● **DESCRIPTION OF THE TASK**
Can you find the lines of the listing that include "name" and copy every one?

● **INFORMATION GIVEN**
..........
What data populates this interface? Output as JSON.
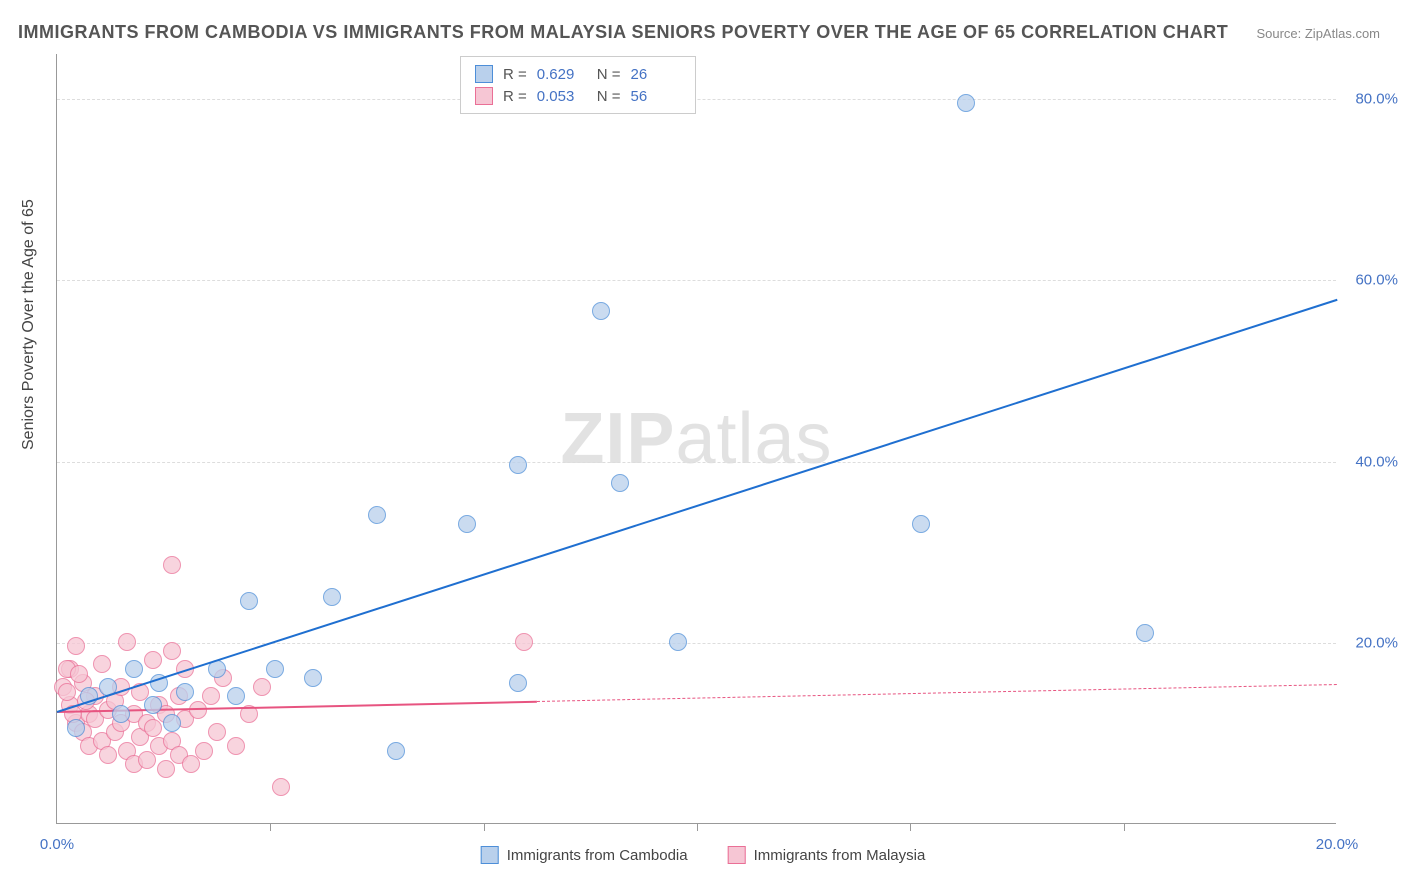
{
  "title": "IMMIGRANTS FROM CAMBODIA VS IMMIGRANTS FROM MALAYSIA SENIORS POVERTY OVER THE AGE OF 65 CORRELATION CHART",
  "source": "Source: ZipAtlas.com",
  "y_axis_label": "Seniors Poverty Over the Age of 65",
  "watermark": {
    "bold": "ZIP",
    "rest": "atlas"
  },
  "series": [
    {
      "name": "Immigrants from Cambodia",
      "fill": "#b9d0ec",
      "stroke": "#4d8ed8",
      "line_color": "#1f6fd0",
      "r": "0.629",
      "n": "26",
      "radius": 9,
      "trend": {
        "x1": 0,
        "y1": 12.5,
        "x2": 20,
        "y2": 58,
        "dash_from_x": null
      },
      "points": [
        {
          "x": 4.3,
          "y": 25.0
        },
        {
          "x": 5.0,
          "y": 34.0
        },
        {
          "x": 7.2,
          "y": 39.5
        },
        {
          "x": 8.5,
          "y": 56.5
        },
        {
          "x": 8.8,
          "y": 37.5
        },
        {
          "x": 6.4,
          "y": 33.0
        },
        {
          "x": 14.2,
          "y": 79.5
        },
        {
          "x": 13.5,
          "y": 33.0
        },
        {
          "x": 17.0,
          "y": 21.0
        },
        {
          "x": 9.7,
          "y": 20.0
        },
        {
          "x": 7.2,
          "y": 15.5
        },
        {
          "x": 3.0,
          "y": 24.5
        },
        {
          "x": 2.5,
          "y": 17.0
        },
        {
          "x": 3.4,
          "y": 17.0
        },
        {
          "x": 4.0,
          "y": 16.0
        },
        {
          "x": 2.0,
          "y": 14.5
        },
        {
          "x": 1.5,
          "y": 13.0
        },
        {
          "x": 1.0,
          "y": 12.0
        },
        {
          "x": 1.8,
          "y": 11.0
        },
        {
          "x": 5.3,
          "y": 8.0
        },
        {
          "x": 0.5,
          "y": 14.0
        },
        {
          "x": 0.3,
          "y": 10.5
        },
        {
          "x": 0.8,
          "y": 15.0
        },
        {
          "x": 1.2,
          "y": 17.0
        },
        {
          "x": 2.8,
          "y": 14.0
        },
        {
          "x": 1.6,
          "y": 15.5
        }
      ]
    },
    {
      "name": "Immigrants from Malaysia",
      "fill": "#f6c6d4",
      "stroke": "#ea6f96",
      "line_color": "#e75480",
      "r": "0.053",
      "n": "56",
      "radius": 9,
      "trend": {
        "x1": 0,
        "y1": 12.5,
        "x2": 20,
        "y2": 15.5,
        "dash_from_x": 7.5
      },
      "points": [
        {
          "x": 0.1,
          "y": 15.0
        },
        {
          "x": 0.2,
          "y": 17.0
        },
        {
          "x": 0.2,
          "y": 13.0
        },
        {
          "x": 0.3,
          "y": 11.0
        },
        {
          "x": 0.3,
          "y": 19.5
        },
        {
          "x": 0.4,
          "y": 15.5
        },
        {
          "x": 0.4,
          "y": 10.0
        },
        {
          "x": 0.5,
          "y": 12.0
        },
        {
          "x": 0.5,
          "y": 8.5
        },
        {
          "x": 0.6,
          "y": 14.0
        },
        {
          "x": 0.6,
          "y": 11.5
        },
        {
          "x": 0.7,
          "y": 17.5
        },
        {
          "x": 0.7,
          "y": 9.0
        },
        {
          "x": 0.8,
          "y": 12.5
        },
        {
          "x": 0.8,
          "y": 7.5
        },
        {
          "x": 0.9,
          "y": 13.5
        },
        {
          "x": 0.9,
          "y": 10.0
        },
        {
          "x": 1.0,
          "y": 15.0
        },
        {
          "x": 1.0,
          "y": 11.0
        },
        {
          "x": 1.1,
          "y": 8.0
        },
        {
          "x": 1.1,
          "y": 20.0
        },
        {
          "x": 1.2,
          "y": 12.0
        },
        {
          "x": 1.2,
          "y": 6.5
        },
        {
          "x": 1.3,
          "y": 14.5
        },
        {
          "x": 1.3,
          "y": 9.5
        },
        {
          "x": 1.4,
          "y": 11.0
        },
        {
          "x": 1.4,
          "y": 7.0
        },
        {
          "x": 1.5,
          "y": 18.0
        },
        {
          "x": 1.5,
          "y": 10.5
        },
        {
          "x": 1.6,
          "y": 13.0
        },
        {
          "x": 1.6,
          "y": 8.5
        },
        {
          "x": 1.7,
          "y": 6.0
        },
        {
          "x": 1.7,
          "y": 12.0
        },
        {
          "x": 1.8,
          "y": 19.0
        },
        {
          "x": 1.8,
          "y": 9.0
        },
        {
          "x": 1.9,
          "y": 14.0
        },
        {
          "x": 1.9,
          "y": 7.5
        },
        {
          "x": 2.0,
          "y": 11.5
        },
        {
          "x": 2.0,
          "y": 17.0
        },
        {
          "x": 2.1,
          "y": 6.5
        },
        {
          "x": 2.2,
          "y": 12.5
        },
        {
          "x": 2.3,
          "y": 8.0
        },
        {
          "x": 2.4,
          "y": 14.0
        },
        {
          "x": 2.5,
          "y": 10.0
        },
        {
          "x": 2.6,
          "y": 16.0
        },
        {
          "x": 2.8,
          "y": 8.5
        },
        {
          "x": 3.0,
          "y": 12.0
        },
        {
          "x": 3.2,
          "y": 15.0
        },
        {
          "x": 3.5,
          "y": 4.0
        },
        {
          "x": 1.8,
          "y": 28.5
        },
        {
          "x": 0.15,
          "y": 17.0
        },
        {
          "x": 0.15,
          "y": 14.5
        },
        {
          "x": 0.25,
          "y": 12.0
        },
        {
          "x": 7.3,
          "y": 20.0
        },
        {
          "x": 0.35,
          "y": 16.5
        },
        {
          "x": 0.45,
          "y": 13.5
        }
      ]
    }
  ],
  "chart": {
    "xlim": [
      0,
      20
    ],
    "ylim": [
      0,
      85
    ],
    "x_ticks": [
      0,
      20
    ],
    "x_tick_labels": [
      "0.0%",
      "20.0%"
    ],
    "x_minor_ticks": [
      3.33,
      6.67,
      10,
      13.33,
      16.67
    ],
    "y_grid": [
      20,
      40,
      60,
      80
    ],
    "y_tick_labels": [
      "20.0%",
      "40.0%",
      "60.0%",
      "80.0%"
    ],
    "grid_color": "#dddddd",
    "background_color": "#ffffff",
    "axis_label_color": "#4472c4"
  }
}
..........
● **SOLUTION BELOW**
      "name": "Immigrants from Cambodia",
      "name": "Immigrants from Malaysia",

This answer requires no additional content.